■ Task statement: Only the pictures are omitted; repeat all other data exactly.
---*---
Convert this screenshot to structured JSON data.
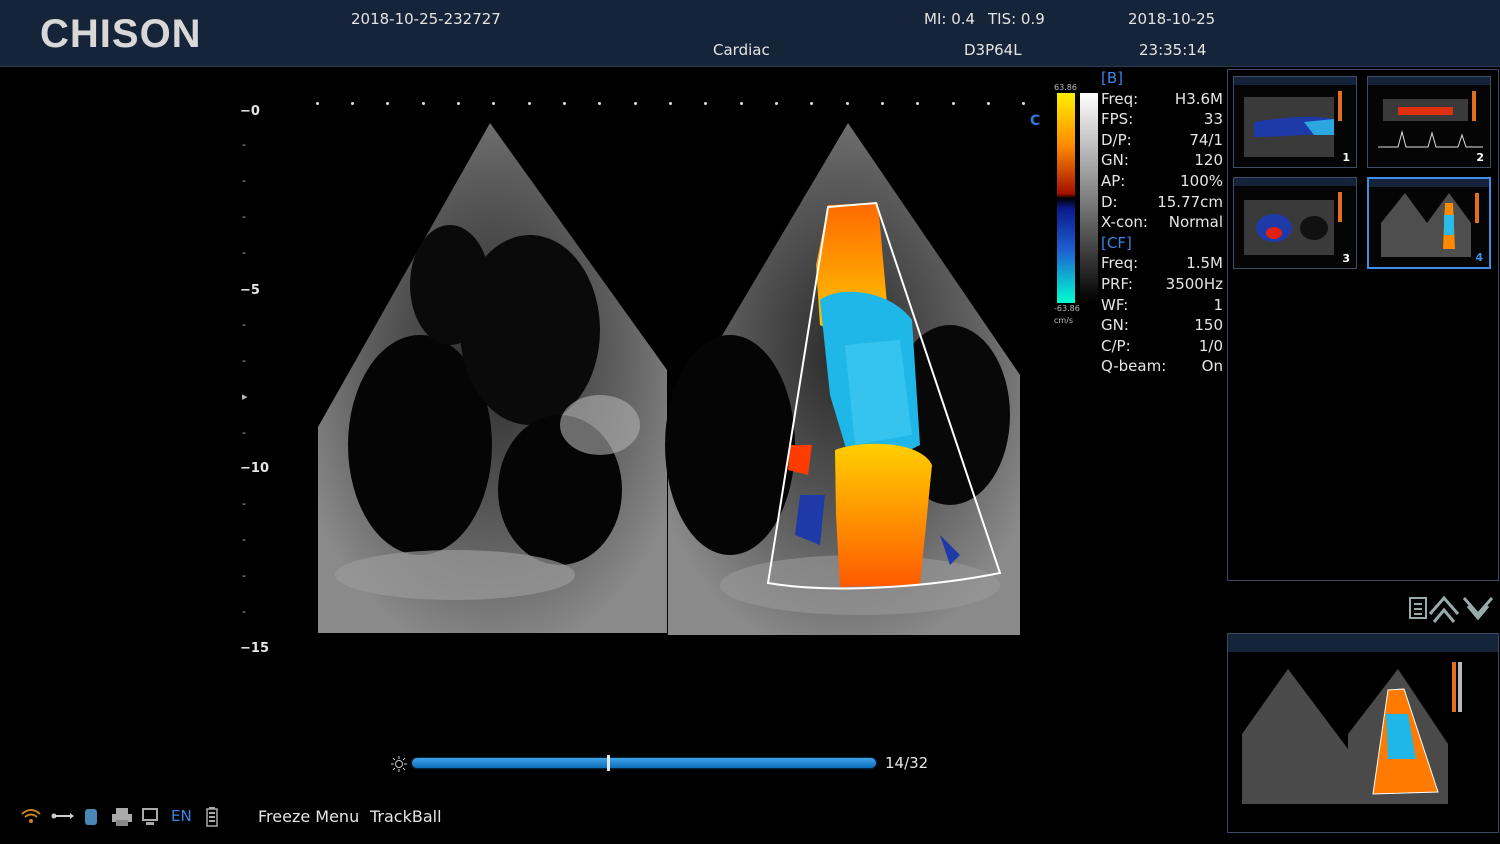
{
  "header": {
    "brand": "CHISON",
    "patient_id": "2018-10-25-232727",
    "mi": "MI: 0.4",
    "tis": "TIS: 0.9",
    "date": "2018-10-25",
    "exam": "Cardiac",
    "probe": "D3P64L",
    "time": "23:35:14"
  },
  "ruler": {
    "major": [
      "0",
      "5",
      "10",
      "15"
    ]
  },
  "image": {
    "mode_letter": "C"
  },
  "color_scale": {
    "max": "63.86",
    "min": "-63.86",
    "unit": "cm/s"
  },
  "params": {
    "b_header": "[B]",
    "b": [
      {
        "k": "Freq:",
        "v": "H3.6M"
      },
      {
        "k": "FPS:",
        "v": "33"
      },
      {
        "k": "D/P:",
        "v": "74/1"
      },
      {
        "k": "GN:",
        "v": "120"
      },
      {
        "k": "AP:",
        "v": "100%"
      },
      {
        "k": "D:",
        "v": "15.77cm"
      },
      {
        "k": "X-con:",
        "v": "Normal"
      }
    ],
    "cf_header": "[CF]",
    "cf": [
      {
        "k": "Freq:",
        "v": "1.5M"
      },
      {
        "k": "PRF:",
        "v": "3500Hz"
      },
      {
        "k": "WF:",
        "v": "1"
      },
      {
        "k": "GN:",
        "v": "150"
      },
      {
        "k": "C/P:",
        "v": "1/0"
      },
      {
        "k": "Q-beam:",
        "v": "On"
      }
    ]
  },
  "thumbnails": [
    "1",
    "2",
    "3",
    "4"
  ],
  "cine": {
    "frame_label": "14/32",
    "progress": 0.42
  },
  "status": {
    "language": "EN",
    "freeze_menu": "Freeze Menu",
    "trackball": "TrackBall"
  },
  "colors": {
    "header_bg": "#16243a",
    "accent": "#3a86e6",
    "cine": "#1a7fd0"
  },
  "icons": [
    "wifi-icon",
    "usb-icon",
    "storage-icon",
    "printer-icon",
    "monitor-icon",
    "battery-icon",
    "brightness-icon",
    "menu-icon",
    "chevron-up-icon",
    "chevron-down-icon"
  ]
}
---*---
■ Correct answer:
Convert this screenshot to structured JSON data.
{
  "header": {
    "brand": "CHISON",
    "patient_id": "2018-10-25-232727",
    "mi": "MI: 0.4",
    "tis": "TIS: 0.9",
    "date": "2018-10-25",
    "exam": "Cardiac",
    "probe": "D3P64L",
    "time": "23:35:14"
  },
  "ruler": {
    "major": [
      "0",
      "5",
      "10",
      "15"
    ]
  },
  "image": {
    "mode_letter": "C"
  },
  "color_scale": {
    "max": "63.86",
    "min": "-63.86",
    "unit": "cm/s"
  },
  "params": {
    "b_header": "[B]",
    "b": [
      {
        "k": "Freq:",
        "v": "H3.6M"
      },
      {
        "k": "FPS:",
        "v": "33"
      },
      {
        "k": "D/P:",
        "v": "74/1"
      },
      {
        "k": "GN:",
        "v": "120"
      },
      {
        "k": "AP:",
        "v": "100%"
      },
      {
        "k": "D:",
        "v": "15.77cm"
      },
      {
        "k": "X-con:",
        "v": "Normal"
      }
    ],
    "cf_header": "[CF]",
    "cf": [
      {
        "k": "Freq:",
        "v": "1.5M"
      },
      {
        "k": "PRF:",
        "v": "3500Hz"
      },
      {
        "k": "WF:",
        "v": "1"
      },
      {
        "k": "GN:",
        "v": "150"
      },
      {
        "k": "C/P:",
        "v": "1/0"
      },
      {
        "k": "Q-beam:",
        "v": "On"
      }
    ]
  },
  "thumbnails": [
    "1",
    "2",
    "3",
    "4"
  ],
  "cine": {
    "frame_label": "14/32",
    "progress": 0.42
  },
  "status": {
    "language": "EN",
    "freeze_menu": "Freeze Menu",
    "trackball": "TrackBall"
  },
  "colors": {
    "header_bg": "#16243a",
    "accent": "#3a86e6",
    "cine": "#1a7fd0"
  },
  "icons": [
    "wifi-icon",
    "usb-icon",
    "storage-icon",
    "printer-icon",
    "monitor-icon",
    "battery-icon",
    "brightness-icon",
    "menu-icon",
    "chevron-up-icon",
    "chevron-down-icon"
  ]
}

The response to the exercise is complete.